### Exercise instructions
Give back a single number, the count of lines containing the word "title".

Data items
------------------------------------------------------------------------

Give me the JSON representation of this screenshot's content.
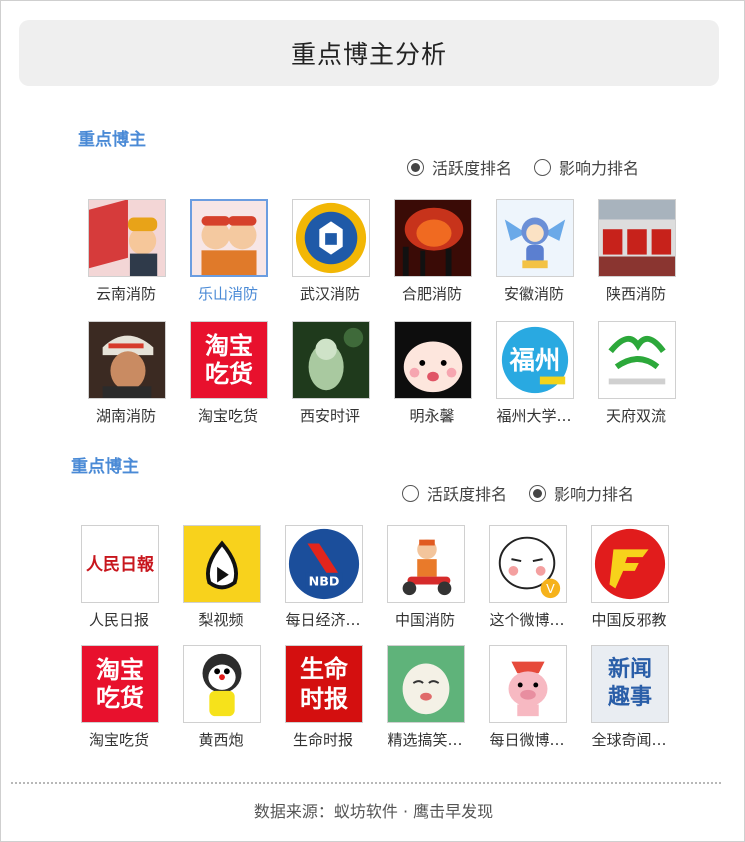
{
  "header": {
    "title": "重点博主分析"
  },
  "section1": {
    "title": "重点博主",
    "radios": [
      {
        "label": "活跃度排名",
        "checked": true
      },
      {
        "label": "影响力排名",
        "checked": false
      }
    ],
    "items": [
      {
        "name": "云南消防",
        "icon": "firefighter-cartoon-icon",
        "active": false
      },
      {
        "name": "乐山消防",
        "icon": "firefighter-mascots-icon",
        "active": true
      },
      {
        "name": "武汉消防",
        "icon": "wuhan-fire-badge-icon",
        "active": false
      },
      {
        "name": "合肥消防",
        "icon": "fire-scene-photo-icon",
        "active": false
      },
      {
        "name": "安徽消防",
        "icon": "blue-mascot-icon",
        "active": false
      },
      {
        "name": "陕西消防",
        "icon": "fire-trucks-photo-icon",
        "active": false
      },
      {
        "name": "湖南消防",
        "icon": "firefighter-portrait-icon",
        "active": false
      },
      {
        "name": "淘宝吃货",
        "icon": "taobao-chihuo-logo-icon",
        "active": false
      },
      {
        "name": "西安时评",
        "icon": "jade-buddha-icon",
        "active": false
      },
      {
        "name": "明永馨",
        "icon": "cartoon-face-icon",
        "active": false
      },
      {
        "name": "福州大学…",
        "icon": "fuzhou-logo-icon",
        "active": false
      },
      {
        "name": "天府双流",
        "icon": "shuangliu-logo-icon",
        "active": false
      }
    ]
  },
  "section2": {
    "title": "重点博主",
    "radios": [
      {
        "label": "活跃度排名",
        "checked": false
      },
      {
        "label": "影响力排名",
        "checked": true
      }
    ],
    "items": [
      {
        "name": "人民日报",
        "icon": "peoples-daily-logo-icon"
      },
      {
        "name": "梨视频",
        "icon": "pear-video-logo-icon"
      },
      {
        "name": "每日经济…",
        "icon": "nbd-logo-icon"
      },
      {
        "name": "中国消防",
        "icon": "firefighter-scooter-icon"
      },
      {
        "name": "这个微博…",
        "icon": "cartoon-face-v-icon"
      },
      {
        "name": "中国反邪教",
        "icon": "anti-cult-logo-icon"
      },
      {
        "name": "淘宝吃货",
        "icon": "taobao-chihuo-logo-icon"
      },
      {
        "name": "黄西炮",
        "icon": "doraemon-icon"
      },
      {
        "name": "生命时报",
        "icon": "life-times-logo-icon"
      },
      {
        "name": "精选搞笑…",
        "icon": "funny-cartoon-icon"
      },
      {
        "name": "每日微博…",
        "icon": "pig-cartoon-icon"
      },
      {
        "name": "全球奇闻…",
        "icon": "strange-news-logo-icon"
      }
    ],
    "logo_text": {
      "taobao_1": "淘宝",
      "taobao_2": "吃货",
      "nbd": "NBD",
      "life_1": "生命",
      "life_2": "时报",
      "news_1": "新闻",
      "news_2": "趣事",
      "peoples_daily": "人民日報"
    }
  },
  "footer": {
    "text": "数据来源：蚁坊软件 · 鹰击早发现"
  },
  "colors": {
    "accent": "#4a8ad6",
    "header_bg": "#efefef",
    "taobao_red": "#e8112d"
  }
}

------------------------------------------------------------------------

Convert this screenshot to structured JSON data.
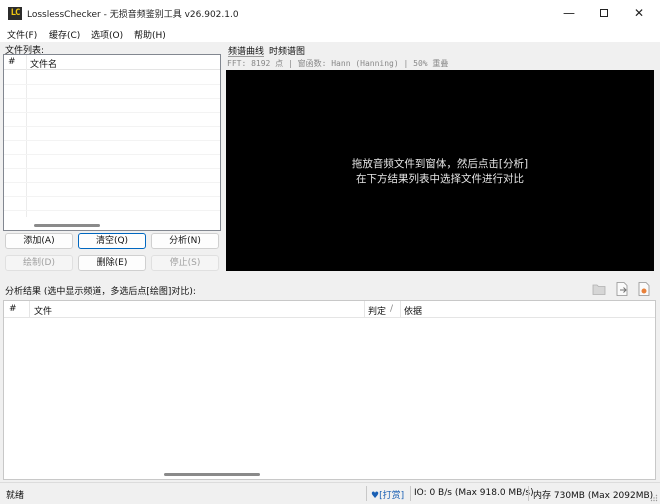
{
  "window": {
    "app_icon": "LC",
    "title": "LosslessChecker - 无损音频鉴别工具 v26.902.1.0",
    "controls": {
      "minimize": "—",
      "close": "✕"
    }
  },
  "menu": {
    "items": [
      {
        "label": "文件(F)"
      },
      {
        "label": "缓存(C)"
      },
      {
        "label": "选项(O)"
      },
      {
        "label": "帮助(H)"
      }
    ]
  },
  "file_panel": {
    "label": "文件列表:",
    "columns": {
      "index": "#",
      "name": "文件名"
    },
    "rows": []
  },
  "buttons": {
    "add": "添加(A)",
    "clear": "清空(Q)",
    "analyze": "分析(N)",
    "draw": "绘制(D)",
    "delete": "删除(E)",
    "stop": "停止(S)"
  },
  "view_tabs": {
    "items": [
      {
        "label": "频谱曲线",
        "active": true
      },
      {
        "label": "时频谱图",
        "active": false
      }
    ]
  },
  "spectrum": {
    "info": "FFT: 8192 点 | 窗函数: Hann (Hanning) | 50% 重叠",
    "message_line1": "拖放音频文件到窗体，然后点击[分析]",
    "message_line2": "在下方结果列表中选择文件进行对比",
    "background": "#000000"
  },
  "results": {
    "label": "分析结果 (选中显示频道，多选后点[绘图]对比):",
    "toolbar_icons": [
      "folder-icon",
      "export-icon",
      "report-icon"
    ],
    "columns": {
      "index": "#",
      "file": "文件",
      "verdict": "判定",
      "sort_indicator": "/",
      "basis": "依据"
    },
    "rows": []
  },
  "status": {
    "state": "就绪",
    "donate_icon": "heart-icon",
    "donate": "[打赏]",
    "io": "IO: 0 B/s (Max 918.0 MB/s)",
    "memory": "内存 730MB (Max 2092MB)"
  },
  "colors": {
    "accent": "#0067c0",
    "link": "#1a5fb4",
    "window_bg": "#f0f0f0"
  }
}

------------------------------------------------------------------------

### Reply
4